DATA RECORDS:
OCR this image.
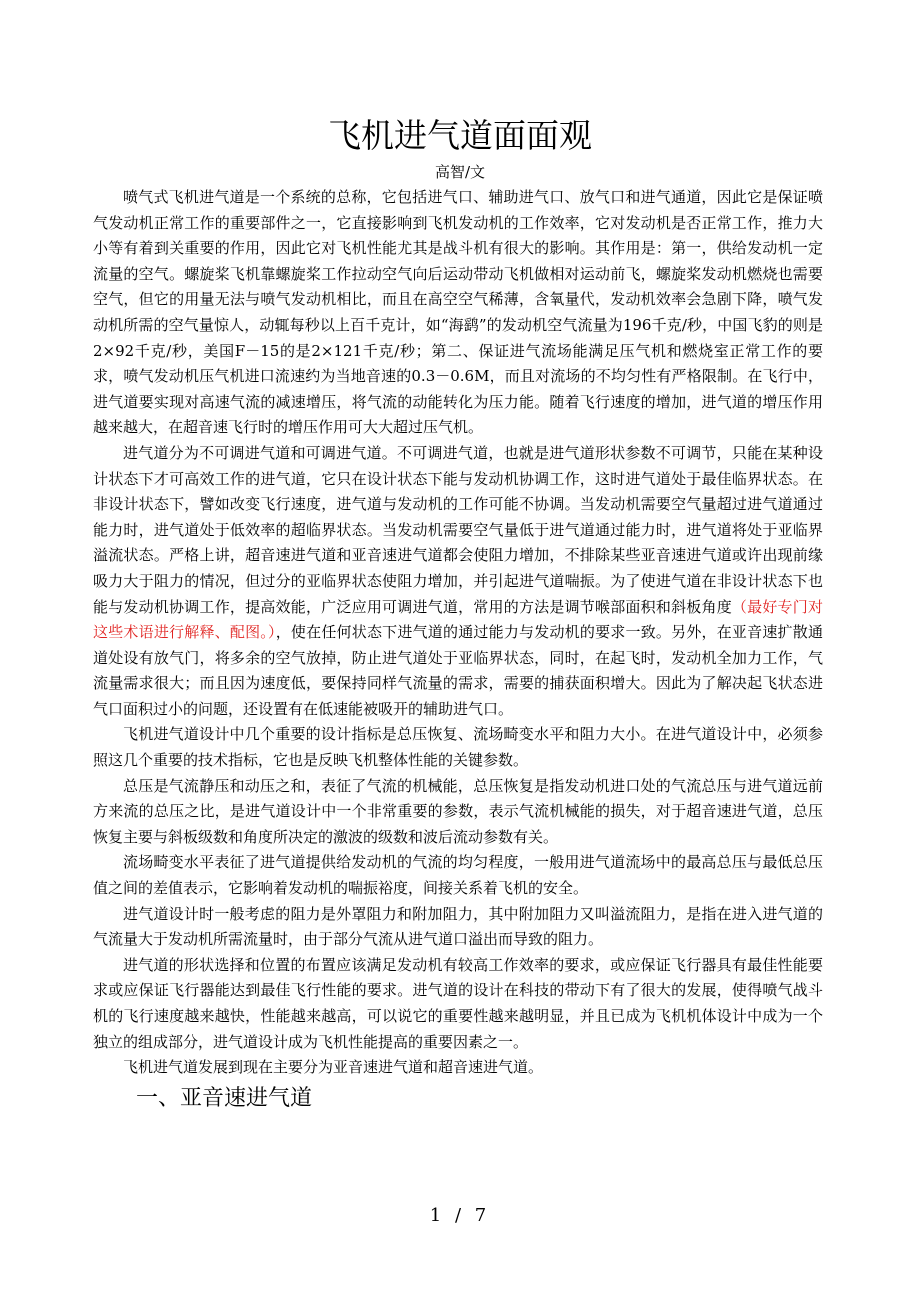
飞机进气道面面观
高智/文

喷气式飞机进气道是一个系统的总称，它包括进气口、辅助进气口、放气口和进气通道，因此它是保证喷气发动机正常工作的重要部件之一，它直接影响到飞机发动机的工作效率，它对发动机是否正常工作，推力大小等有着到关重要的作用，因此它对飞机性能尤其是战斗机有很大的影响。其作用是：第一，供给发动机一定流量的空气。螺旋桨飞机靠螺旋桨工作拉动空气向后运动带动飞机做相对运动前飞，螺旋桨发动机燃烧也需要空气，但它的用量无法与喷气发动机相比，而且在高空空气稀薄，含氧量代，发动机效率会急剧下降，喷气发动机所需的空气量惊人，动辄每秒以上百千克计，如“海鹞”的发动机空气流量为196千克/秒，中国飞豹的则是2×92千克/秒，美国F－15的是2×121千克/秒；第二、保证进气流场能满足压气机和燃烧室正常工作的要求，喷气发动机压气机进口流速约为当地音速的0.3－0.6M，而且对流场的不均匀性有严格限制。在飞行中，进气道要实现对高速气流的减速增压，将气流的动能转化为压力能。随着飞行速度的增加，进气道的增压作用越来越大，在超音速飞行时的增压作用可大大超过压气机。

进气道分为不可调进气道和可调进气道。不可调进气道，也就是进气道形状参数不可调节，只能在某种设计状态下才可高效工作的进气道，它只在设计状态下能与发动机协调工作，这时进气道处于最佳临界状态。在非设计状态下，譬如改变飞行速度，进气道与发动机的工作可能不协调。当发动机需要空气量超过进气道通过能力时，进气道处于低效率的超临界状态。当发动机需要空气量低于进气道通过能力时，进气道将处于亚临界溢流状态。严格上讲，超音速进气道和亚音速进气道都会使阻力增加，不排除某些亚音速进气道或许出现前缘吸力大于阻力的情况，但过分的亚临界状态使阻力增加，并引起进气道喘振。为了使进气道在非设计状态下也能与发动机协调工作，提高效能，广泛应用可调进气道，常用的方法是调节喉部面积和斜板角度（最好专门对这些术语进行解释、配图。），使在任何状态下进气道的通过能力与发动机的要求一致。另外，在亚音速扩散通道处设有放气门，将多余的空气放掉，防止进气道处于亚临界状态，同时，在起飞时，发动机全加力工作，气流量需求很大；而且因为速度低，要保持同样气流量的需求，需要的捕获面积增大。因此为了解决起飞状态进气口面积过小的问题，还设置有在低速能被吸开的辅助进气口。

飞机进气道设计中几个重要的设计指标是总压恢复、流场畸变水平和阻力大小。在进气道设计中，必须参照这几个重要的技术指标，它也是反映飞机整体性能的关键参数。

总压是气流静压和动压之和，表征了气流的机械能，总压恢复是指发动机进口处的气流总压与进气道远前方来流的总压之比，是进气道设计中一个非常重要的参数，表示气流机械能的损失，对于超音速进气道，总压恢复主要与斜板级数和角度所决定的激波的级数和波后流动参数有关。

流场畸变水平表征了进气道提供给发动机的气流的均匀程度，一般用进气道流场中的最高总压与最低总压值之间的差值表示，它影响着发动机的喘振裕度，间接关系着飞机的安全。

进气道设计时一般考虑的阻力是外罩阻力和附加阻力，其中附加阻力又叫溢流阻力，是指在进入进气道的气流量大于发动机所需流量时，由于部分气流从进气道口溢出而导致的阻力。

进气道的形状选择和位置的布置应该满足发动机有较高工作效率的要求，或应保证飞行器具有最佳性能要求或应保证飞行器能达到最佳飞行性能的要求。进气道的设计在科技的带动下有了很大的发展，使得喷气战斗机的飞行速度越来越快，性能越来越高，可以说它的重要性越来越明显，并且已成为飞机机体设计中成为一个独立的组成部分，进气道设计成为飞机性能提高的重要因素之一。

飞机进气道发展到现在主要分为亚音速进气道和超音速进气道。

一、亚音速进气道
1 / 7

* * *

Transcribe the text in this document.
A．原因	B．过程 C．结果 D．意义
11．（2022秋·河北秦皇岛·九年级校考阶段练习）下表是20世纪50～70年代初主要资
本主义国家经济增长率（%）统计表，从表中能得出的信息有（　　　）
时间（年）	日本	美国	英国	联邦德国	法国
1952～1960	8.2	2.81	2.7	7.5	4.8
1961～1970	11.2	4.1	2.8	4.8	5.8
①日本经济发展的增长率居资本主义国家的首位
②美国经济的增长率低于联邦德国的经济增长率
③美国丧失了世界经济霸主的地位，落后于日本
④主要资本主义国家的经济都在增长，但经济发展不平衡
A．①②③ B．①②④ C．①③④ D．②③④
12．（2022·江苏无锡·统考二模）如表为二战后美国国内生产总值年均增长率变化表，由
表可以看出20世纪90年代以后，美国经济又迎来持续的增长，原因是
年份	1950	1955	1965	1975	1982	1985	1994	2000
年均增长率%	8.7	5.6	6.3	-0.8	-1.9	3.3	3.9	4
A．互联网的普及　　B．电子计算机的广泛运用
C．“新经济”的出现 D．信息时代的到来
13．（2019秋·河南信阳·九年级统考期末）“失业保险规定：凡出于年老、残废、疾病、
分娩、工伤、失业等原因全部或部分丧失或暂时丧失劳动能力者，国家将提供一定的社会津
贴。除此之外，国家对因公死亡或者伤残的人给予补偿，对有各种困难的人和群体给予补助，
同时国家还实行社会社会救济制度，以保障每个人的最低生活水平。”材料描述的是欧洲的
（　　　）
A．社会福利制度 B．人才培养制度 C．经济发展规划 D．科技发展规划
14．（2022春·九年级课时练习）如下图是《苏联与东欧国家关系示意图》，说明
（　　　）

...

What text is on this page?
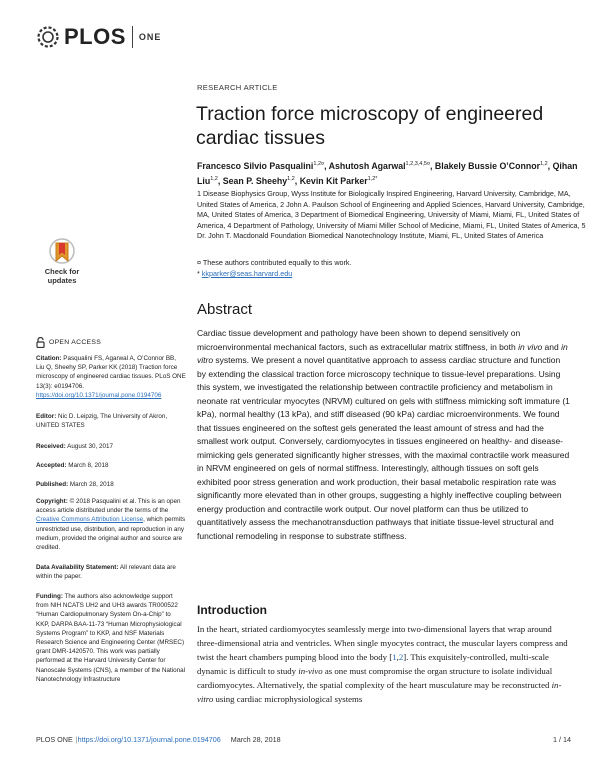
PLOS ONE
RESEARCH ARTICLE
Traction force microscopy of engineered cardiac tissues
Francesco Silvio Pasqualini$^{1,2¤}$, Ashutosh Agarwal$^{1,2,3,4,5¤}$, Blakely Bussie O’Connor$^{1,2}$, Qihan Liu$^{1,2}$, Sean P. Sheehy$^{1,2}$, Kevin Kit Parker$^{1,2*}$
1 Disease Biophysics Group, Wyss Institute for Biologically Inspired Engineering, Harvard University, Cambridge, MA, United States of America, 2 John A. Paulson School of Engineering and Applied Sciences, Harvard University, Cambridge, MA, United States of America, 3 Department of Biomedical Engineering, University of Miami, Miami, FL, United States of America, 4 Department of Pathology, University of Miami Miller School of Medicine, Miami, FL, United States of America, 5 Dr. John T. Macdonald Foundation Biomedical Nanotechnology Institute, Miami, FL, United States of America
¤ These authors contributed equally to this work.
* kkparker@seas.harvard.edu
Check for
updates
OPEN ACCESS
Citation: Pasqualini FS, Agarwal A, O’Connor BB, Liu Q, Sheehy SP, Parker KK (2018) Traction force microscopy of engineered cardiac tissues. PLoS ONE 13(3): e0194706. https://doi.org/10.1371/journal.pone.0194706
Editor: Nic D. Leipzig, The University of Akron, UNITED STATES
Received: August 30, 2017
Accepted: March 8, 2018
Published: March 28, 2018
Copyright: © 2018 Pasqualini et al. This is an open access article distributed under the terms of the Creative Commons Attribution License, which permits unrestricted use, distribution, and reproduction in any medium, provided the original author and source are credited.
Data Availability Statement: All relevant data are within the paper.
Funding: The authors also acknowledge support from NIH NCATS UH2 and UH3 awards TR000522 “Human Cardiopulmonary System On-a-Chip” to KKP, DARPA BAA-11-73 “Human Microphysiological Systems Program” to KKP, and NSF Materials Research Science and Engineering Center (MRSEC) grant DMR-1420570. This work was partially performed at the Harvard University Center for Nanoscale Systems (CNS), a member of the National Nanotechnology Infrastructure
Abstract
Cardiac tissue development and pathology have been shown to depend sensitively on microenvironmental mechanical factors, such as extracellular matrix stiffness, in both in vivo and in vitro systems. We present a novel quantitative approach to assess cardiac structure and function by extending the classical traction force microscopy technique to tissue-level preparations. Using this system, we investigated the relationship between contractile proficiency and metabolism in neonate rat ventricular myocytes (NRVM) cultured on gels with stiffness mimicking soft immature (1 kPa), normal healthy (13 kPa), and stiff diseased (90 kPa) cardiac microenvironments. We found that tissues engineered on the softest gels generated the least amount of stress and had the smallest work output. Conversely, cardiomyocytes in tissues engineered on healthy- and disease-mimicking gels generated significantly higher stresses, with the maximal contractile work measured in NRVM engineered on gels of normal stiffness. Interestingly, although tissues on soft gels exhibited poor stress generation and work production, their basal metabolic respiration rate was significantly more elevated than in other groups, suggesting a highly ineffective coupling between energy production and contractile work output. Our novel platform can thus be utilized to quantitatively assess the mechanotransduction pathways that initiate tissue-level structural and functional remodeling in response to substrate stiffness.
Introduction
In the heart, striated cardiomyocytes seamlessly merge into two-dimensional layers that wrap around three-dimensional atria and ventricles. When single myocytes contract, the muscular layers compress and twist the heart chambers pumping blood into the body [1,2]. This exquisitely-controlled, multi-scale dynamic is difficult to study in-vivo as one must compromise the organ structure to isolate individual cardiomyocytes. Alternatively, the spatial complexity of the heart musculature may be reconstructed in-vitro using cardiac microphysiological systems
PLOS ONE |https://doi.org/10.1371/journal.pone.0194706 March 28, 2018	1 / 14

EXERCISE TASK: Of the lines above, how many hold the string "pone"? Answer with only the number.

OUTPUT FOR THIS EXERCISE: 2